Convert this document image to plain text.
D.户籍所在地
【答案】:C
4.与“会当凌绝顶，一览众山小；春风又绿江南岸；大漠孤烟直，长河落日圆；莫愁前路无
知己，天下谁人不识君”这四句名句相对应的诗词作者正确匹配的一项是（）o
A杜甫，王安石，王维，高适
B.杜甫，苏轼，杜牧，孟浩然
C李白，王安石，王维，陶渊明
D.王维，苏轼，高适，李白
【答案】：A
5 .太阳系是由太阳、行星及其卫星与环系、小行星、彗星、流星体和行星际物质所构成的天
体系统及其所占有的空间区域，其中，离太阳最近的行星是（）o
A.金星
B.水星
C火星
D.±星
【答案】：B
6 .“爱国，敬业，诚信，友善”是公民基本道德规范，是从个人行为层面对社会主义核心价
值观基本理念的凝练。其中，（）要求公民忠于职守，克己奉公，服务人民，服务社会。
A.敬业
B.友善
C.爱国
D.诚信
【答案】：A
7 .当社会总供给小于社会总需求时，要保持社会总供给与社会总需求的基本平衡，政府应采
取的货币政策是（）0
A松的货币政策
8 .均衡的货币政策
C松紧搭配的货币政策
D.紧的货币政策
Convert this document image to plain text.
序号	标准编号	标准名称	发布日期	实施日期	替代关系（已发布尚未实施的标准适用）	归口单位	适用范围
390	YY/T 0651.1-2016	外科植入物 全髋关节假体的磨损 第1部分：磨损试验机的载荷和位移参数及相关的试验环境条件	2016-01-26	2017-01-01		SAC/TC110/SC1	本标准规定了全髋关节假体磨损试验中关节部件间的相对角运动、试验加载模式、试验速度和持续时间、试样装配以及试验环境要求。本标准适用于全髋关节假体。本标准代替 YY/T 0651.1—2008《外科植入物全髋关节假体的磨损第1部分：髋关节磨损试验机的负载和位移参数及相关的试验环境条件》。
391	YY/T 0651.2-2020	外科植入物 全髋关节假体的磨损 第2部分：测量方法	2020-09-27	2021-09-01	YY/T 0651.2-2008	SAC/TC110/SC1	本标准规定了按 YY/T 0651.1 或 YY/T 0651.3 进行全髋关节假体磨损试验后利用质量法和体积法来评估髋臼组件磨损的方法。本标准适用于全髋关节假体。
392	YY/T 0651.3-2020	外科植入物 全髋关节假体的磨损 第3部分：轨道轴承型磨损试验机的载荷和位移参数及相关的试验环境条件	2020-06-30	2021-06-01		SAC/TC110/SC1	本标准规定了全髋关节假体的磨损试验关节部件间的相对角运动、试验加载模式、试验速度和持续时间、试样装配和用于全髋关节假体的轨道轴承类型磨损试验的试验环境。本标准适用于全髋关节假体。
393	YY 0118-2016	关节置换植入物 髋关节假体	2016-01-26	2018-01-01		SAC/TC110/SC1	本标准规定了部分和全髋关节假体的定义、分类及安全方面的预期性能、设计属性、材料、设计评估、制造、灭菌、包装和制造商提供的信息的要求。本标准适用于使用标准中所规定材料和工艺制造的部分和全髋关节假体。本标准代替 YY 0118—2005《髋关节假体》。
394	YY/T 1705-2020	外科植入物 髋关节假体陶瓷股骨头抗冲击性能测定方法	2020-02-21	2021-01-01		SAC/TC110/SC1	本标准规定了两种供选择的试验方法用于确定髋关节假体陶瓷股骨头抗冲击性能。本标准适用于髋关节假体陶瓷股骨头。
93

+ + + +

• [What to work on]:
Write the entire listing out again, word for word.

• [Result of this task]:
Convert this document image to plain text.
D.户籍所在地
【答案】:C
4.与“会当凌绝顶，一览众山小；春风又绿江南岸；大漠孤烟直，长河落日圆；莫愁前路无
知己，天下谁人不识君”这四句名句相对应的诗词作者正确匹配的一项是（）o
A杜甫，王安石，王维，高适
B.杜甫，苏轼，杜牧，孟浩然
C李白，王安石，王维，陶渊明
D.王维，苏轼，高适，李白
【答案】：A
5 .太阳系是由太阳、行星及其卫星与环系、小行星、彗星、流星体和行星际物质所构成的天
体系统及其所占有的空间区域，其中，离太阳最近的行星是（）o
A.金星
B.水星
C火星
D.±星
【答案】：B
6 .“爱国，敬业，诚信，友善”是公民基本道德规范，是从个人行为层面对社会主义核心价
值观基本理念的凝练。其中，（）要求公民忠于职守，克己奉公，服务人民，服务社会。
A.敬业
B.友善
C.爱国
D.诚信
【答案】：A
7 .当社会总供给小于社会总需求时，要保持社会总供给与社会总需求的基本平衡，政府应采
取的货币政策是（）0
A松的货币政策
8 .均衡的货币政策
C松紧搭配的货币政策
D.紧的货币政策
Convert this document image to plain text.
序号	标准编号	标准名称	发布日期	实施日期	替代关系（已发布尚未实施的标准适用）	归口单位	适用范围
390	YY/T 0651.1-2016	外科植入物 全髋关节假体的磨损 第1部分：磨损试验机的载荷和位移参数及相关的试验环境条件	2016-01-26	2017-01-01		SAC/TC110/SC1	本标准规定了全髋关节假体磨损试验中关节部件间的相对角运动、试验加载模式、试验速度和持续时间、试样装配以及试验环境要求。本标准适用于全髋关节假体。本标准代替 YY/T 0651.1—2008《外科植入物全髋关节假体的磨损第1部分：髋关节磨损试验机的负载和位移参数及相关的试验环境条件》。
391	YY/T 0651.2-2020	外科植入物 全髋关节假体的磨损 第2部分：测量方法	2020-09-27	2021-09-01	YY/T 0651.2-2008	SAC/TC110/SC1	本标准规定了按 YY/T 0651.1 或 YY/T 0651.3 进行全髋关节假体磨损试验后利用质量法和体积法来评估髋臼组件磨损的方法。本标准适用于全髋关节假体。
392	YY/T 0651.3-2020	外科植入物 全髋关节假体的磨损 第3部分：轨道轴承型磨损试验机的载荷和位移参数及相关的试验环境条件	2020-06-30	2021-06-01		SAC/TC110/SC1	本标准规定了全髋关节假体的磨损试验关节部件间的相对角运动、试验加载模式、试验速度和持续时间、试样装配和用于全髋关节假体的轨道轴承类型磨损试验的试验环境。本标准适用于全髋关节假体。
393	YY 0118-2016	关节置换植入物 髋关节假体	2016-01-26	2018-01-01		SAC/TC110/SC1	本标准规定了部分和全髋关节假体的定义、分类及安全方面的预期性能、设计属性、材料、设计评估、制造、灭菌、包装和制造商提供的信息的要求。本标准适用于使用标准中所规定材料和工艺制造的部分和全髋关节假体。本标准代替 YY 0118—2005《髋关节假体》。
394	YY/T 1705-2020	外科植入物 髋关节假体陶瓷股骨头抗冲击性能测定方法	2020-02-21	2021-01-01		SAC/TC110/SC1	本标准规定了两种供选择的试验方法用于确定髋关节假体陶瓷股骨头抗冲击性能。本标准适用于髋关节假体陶瓷股骨头。
93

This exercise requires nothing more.